▶ **DATA ENTRIES**:
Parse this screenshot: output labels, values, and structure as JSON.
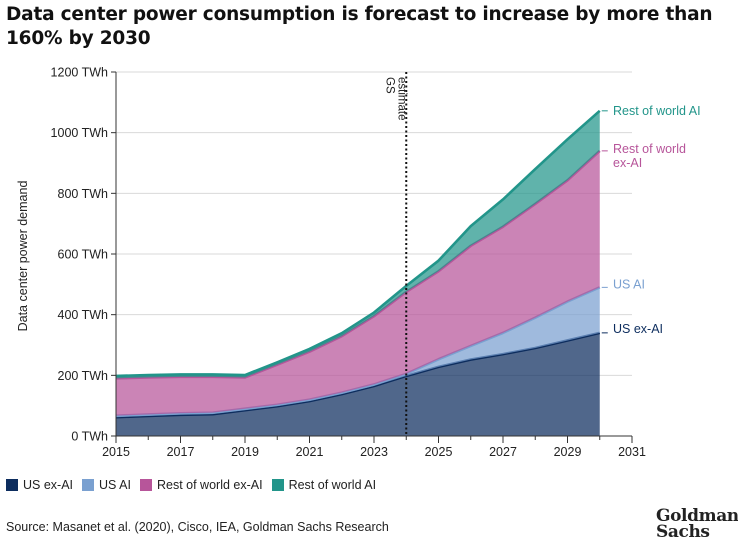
{
  "title": "Data center power consumption is forecast to increase by more than 160% by 2030",
  "legend": [
    {
      "label": "US ex-AI",
      "color": "#0d2d5e"
    },
    {
      "label": "US AI",
      "color": "#7aa0d0"
    },
    {
      "label": "Rest of world ex-AI",
      "color": "#b7559a"
    },
    {
      "label": "Rest of world AI",
      "color": "#22958a"
    }
  ],
  "source": "Source: Masanet et al. (2020), Cisco, IEA, Goldman Sachs Research",
  "logo": {
    "line1": "Goldman",
    "line2": "Sachs"
  },
  "chart_data": {
    "type": "area",
    "stacked": true,
    "title": "Data center power consumption is forecast to increase by more than 160% by 2030",
    "xlabel": "",
    "ylabel": "Data center power demand",
    "xlim": [
      2015,
      2031
    ],
    "ylim": [
      0,
      1200
    ],
    "x_ticks": [
      "2015",
      "2017",
      "2019",
      "2021",
      "2023",
      "2025",
      "2027",
      "2029",
      "2031"
    ],
    "y_ticks": [
      "0 TWh",
      "200 TWh",
      "400 TWh",
      "600 TWh",
      "800 TWh",
      "1000 TWh",
      "1200 TWh"
    ],
    "grid": "horizontal",
    "x": [
      2015,
      2016,
      2017,
      2018,
      2019,
      2020,
      2021,
      2022,
      2023,
      2024,
      2025,
      2026,
      2027,
      2028,
      2029,
      2030
    ],
    "series": [
      {
        "name": "US ex-AI",
        "color": "#0d2d5e",
        "values": [
          62,
          66,
          70,
          72,
          85,
          98,
          115,
          138,
          165,
          198,
          228,
          252,
          270,
          290,
          315,
          340
        ]
      },
      {
        "name": "US AI",
        "color": "#7aa0d0",
        "values": [
          5,
          5,
          5,
          5,
          5,
          5,
          5,
          5,
          5,
          7,
          25,
          45,
          70,
          100,
          128,
          150
        ]
      },
      {
        "name": "Rest of world ex-AI",
        "color": "#b7559a",
        "values": [
          123,
          122,
          120,
          118,
          103,
          132,
          158,
          186,
          225,
          270,
          290,
          330,
          350,
          375,
          400,
          450
        ]
      },
      {
        "name": "Rest of world AI",
        "color": "#22958a",
        "values": [
          8,
          8,
          8,
          8,
          8,
          8,
          9,
          10,
          12,
          20,
          35,
          65,
          90,
          115,
          135,
          132
        ]
      }
    ],
    "vline": {
      "x": 2024,
      "label_line1": "GS",
      "label_line2": "estimate"
    },
    "end_labels": [
      {
        "series": "Rest of world AI",
        "lines": [
          "Rest of world AI"
        ]
      },
      {
        "series": "Rest of world ex-AI",
        "lines": [
          "Rest of world",
          "ex-AI"
        ]
      },
      {
        "series": "US AI",
        "lines": [
          "US AI"
        ]
      },
      {
        "series": "US ex-AI",
        "lines": [
          "US ex-AI"
        ]
      }
    ]
  }
}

▶ **AIM OF THE TASK**: Show the lines of the records that include the string "center".

▶ **REPLY TO THE EXERCISE**:
  "title": "Data center power consumption is forecast to increase by more than 160% by 2030",
    "title": "Data center power consumption is forecast to increase by more than 160% by 2030",
    "ylabel": "Data center power demand",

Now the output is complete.